╭─ Entries

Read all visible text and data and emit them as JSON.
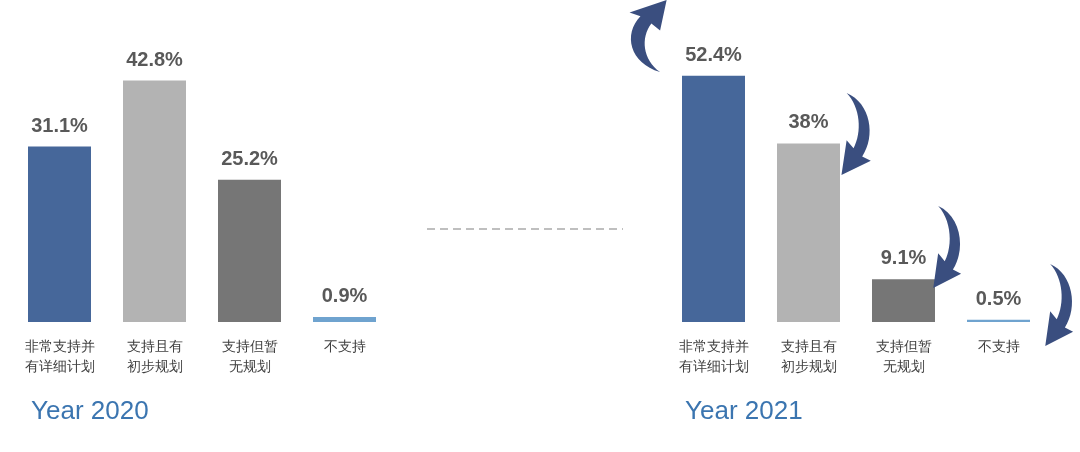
{
  "chart_data": [
    {
      "type": "bar",
      "title": "Year 2020",
      "categories": [
        "非常支持并有详细计划",
        "支持且有初步规划",
        "支持但暂无规划",
        "不支持"
      ],
      "values": [
        31.1,
        42.8,
        25.2,
        0.9
      ],
      "colors": [
        "#46679a",
        "#b3b3b3",
        "#767676",
        "#6fa3cf"
      ],
      "value_labels": [
        "31.1%",
        "42.8%",
        "25.2%",
        "0.9%"
      ]
    },
    {
      "type": "bar",
      "title": "Year 2021",
      "categories": [
        "非常支持并有详细计划",
        "支持且有初步规划",
        "支持但暂无规划",
        "不支持"
      ],
      "values": [
        52.4,
        38,
        9.1,
        0.5
      ],
      "colors": [
        "#46679a",
        "#b3b3b3",
        "#767676",
        "#6fa3cf"
      ],
      "value_labels": [
        "52.4%",
        "38%",
        "9.1%",
        "0.5%"
      ]
    }
  ]
}
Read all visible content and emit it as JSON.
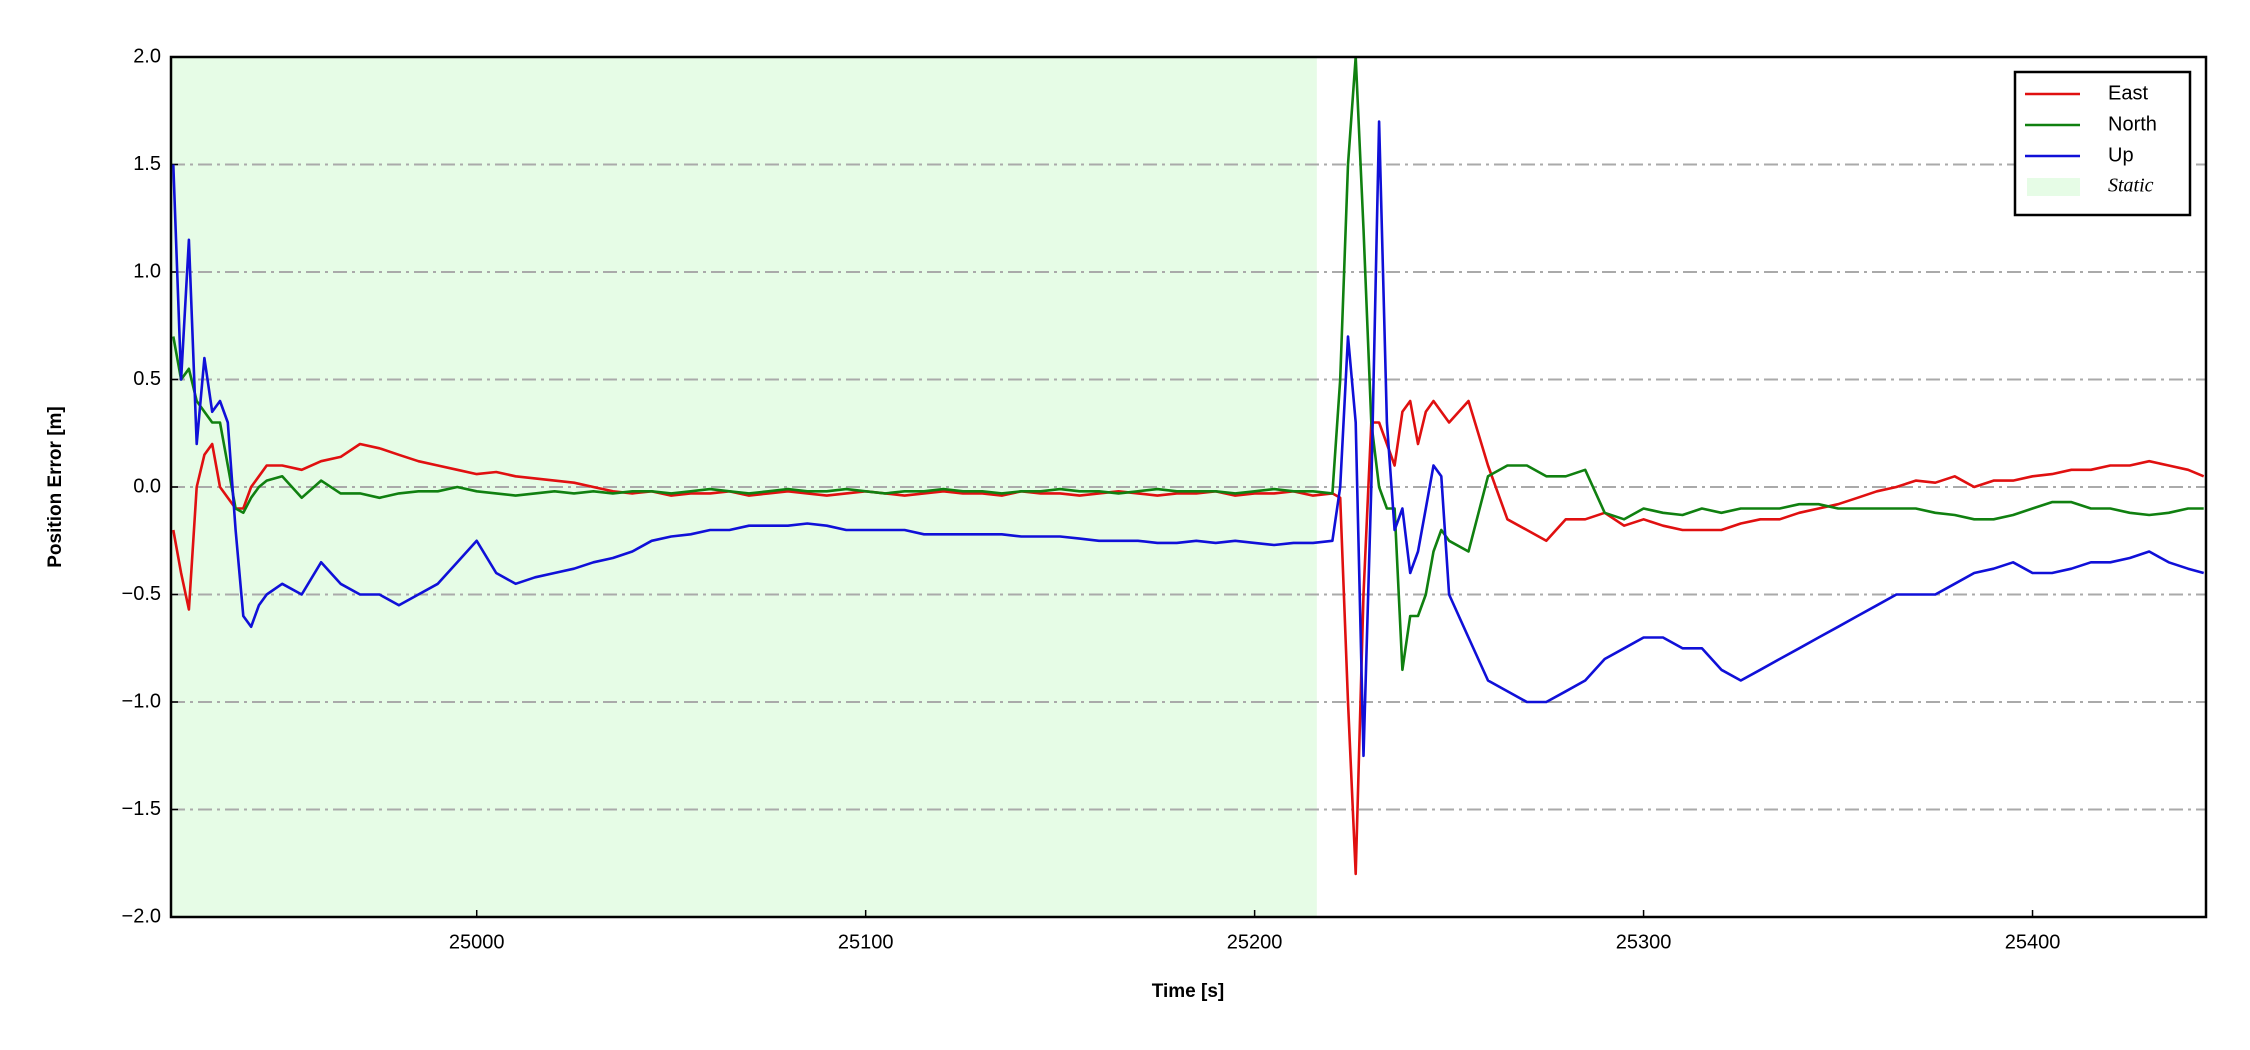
{
  "chart_data": {
    "type": "line",
    "xlabel": "Time [s]",
    "ylabel": "Position Error [m]",
    "xlim": [
      24921.4,
      25444.6
    ],
    "ylim": [
      -2,
      2
    ],
    "xticks": [
      25000,
      25100,
      25200,
      25300,
      25400
    ],
    "yticks": [
      {
        "value": -2,
        "label": "−2.0"
      },
      {
        "value": -1.5,
        "label": "−1.5"
      },
      {
        "value": -1,
        "label": "−1.0"
      },
      {
        "value": -0.5,
        "label": "−0.5"
      },
      {
        "value": 0,
        "label": "0.0"
      },
      0.5,
      {
        "value": 1,
        "label": "1.0"
      },
      1.5,
      {
        "value": 2,
        "label": "2.0"
      }
    ],
    "grid": "y",
    "legend": "upper right",
    "span": {
      "name": "Static",
      "color": "#e6fce6",
      "range": [
        24921.4,
        25216
      ]
    },
    "x": [
      24922,
      24924,
      24926,
      24928,
      24930,
      24932,
      24934,
      24936,
      24938,
      24940,
      24942,
      24944,
      24946,
      24950,
      24955,
      24960,
      24965,
      24970,
      24975,
      24980,
      24985,
      24990,
      24995,
      25000,
      25005,
      25010,
      25015,
      25020,
      25025,
      25030,
      25035,
      25040,
      25045,
      25050,
      25055,
      25060,
      25065,
      25070,
      25075,
      25080,
      25085,
      25090,
      25095,
      25100,
      25105,
      25110,
      25115,
      25120,
      25125,
      25130,
      25135,
      25140,
      25145,
      25150,
      25155,
      25160,
      25165,
      25170,
      25175,
      25180,
      25185,
      25190,
      25195,
      25200,
      25205,
      25210,
      25215,
      25220,
      25222,
      25224,
      25226,
      25228,
      25230,
      25232,
      25234,
      25236,
      25238,
      25240,
      25242,
      25244,
      25246,
      25248,
      25250,
      25255,
      25260,
      25265,
      25270,
      25275,
      25280,
      25285,
      25290,
      25295,
      25300,
      25305,
      25310,
      25315,
      25320,
      25325,
      25330,
      25335,
      25340,
      25345,
      25350,
      25355,
      25360,
      25365,
      25370,
      25375,
      25380,
      25385,
      25390,
      25395,
      25400,
      25405,
      25410,
      25415,
      25420,
      25425,
      25430,
      25435,
      25440,
      25444
    ],
    "series": [
      {
        "name": "East",
        "color": "#e01010",
        "values": [
          -0.2,
          -0.4,
          -0.57,
          0.0,
          0.15,
          0.2,
          0.0,
          -0.05,
          -0.1,
          -0.1,
          0.0,
          0.05,
          0.1,
          0.1,
          0.08,
          0.12,
          0.14,
          0.2,
          0.18,
          0.15,
          0.12,
          0.1,
          0.08,
          0.06,
          0.07,
          0.05,
          0.04,
          0.03,
          0.02,
          0.0,
          -0.02,
          -0.03,
          -0.02,
          -0.04,
          -0.03,
          -0.03,
          -0.02,
          -0.04,
          -0.03,
          -0.02,
          -0.03,
          -0.04,
          -0.03,
          -0.02,
          -0.03,
          -0.04,
          -0.03,
          -0.02,
          -0.03,
          -0.03,
          -0.04,
          -0.02,
          -0.03,
          -0.03,
          -0.04,
          -0.03,
          -0.02,
          -0.03,
          -0.04,
          -0.03,
          -0.03,
          -0.02,
          -0.04,
          -0.03,
          -0.03,
          -0.02,
          -0.04,
          -0.03,
          -0.05,
          -1.0,
          -1.8,
          -0.5,
          0.3,
          0.3,
          0.2,
          0.1,
          0.35,
          0.4,
          0.2,
          0.35,
          0.4,
          0.35,
          0.3,
          0.4,
          0.1,
          -0.15,
          -0.2,
          -0.25,
          -0.15,
          -0.15,
          -0.12,
          -0.18,
          -0.15,
          -0.18,
          -0.2,
          -0.2,
          -0.2,
          -0.17,
          -0.15,
          -0.15,
          -0.12,
          -0.1,
          -0.08,
          -0.05,
          -0.02,
          0.0,
          0.03,
          0.02,
          0.05,
          0.0,
          0.03,
          0.03,
          0.05,
          0.06,
          0.08,
          0.08,
          0.1,
          0.1,
          0.12,
          0.1,
          0.08,
          0.05
        ]
      },
      {
        "name": "North",
        "color": "#108010",
        "values": [
          0.7,
          0.5,
          0.55,
          0.4,
          0.35,
          0.3,
          0.3,
          0.1,
          -0.1,
          -0.12,
          -0.05,
          0.0,
          0.03,
          0.05,
          -0.05,
          0.03,
          -0.03,
          -0.03,
          -0.05,
          -0.03,
          -0.02,
          -0.02,
          0.0,
          -0.02,
          -0.03,
          -0.04,
          -0.03,
          -0.02,
          -0.03,
          -0.02,
          -0.03,
          -0.02,
          -0.02,
          -0.03,
          -0.02,
          -0.01,
          -0.02,
          -0.03,
          -0.02,
          -0.01,
          -0.02,
          -0.02,
          -0.01,
          -0.02,
          -0.03,
          -0.02,
          -0.02,
          -0.01,
          -0.02,
          -0.02,
          -0.03,
          -0.02,
          -0.02,
          -0.01,
          -0.02,
          -0.02,
          -0.03,
          -0.02,
          -0.01,
          -0.02,
          -0.02,
          -0.02,
          -0.03,
          -0.02,
          -0.01,
          -0.02,
          -0.02,
          -0.03,
          0.5,
          1.5,
          2.0,
          1.2,
          0.3,
          0.0,
          -0.1,
          -0.1,
          -0.85,
          -0.6,
          -0.6,
          -0.5,
          -0.3,
          -0.2,
          -0.25,
          -0.3,
          0.05,
          0.1,
          0.1,
          0.05,
          0.05,
          0.08,
          -0.12,
          -0.15,
          -0.1,
          -0.12,
          -0.13,
          -0.1,
          -0.12,
          -0.1,
          -0.1,
          -0.1,
          -0.08,
          -0.08,
          -0.1,
          -0.1,
          -0.1,
          -0.1,
          -0.1,
          -0.12,
          -0.13,
          -0.15,
          -0.15,
          -0.13,
          -0.1,
          -0.07,
          -0.07,
          -0.1,
          -0.1,
          -0.12,
          -0.13,
          -0.12,
          -0.1,
          -0.1
        ]
      },
      {
        "name": "Up",
        "color": "#1010d8",
        "values": [
          1.5,
          0.5,
          1.15,
          0.2,
          0.6,
          0.35,
          0.4,
          0.3,
          -0.2,
          -0.6,
          -0.65,
          -0.55,
          -0.5,
          -0.45,
          -0.5,
          -0.35,
          -0.45,
          -0.5,
          -0.5,
          -0.55,
          -0.5,
          -0.45,
          -0.35,
          -0.25,
          -0.4,
          -0.45,
          -0.42,
          -0.4,
          -0.38,
          -0.35,
          -0.33,
          -0.3,
          -0.25,
          -0.23,
          -0.22,
          -0.2,
          -0.2,
          -0.18,
          -0.18,
          -0.18,
          -0.17,
          -0.18,
          -0.2,
          -0.2,
          -0.2,
          -0.2,
          -0.22,
          -0.22,
          -0.22,
          -0.22,
          -0.22,
          -0.23,
          -0.23,
          -0.23,
          -0.24,
          -0.25,
          -0.25,
          -0.25,
          -0.26,
          -0.26,
          -0.25,
          -0.26,
          -0.25,
          -0.26,
          -0.27,
          -0.26,
          -0.26,
          -0.25,
          0.0,
          0.7,
          0.3,
          -1.25,
          0.0,
          1.7,
          0.3,
          -0.2,
          -0.1,
          -0.4,
          -0.3,
          -0.1,
          0.1,
          0.05,
          -0.5,
          -0.7,
          -0.9,
          -0.95,
          -1.0,
          -1.0,
          -0.95,
          -0.9,
          -0.8,
          -0.75,
          -0.7,
          -0.7,
          -0.75,
          -0.75,
          -0.85,
          -0.9,
          -0.85,
          -0.8,
          -0.75,
          -0.7,
          -0.65,
          -0.6,
          -0.55,
          -0.5,
          -0.5,
          -0.5,
          -0.45,
          -0.4,
          -0.38,
          -0.35,
          -0.4,
          -0.4,
          -0.38,
          -0.35,
          -0.35,
          -0.33,
          -0.3,
          -0.35,
          -0.38,
          -0.4
        ]
      }
    ]
  }
}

╰─

● **Stated task**
Give only the number of lines in the records that contain the string "name".

● **Final answer**
4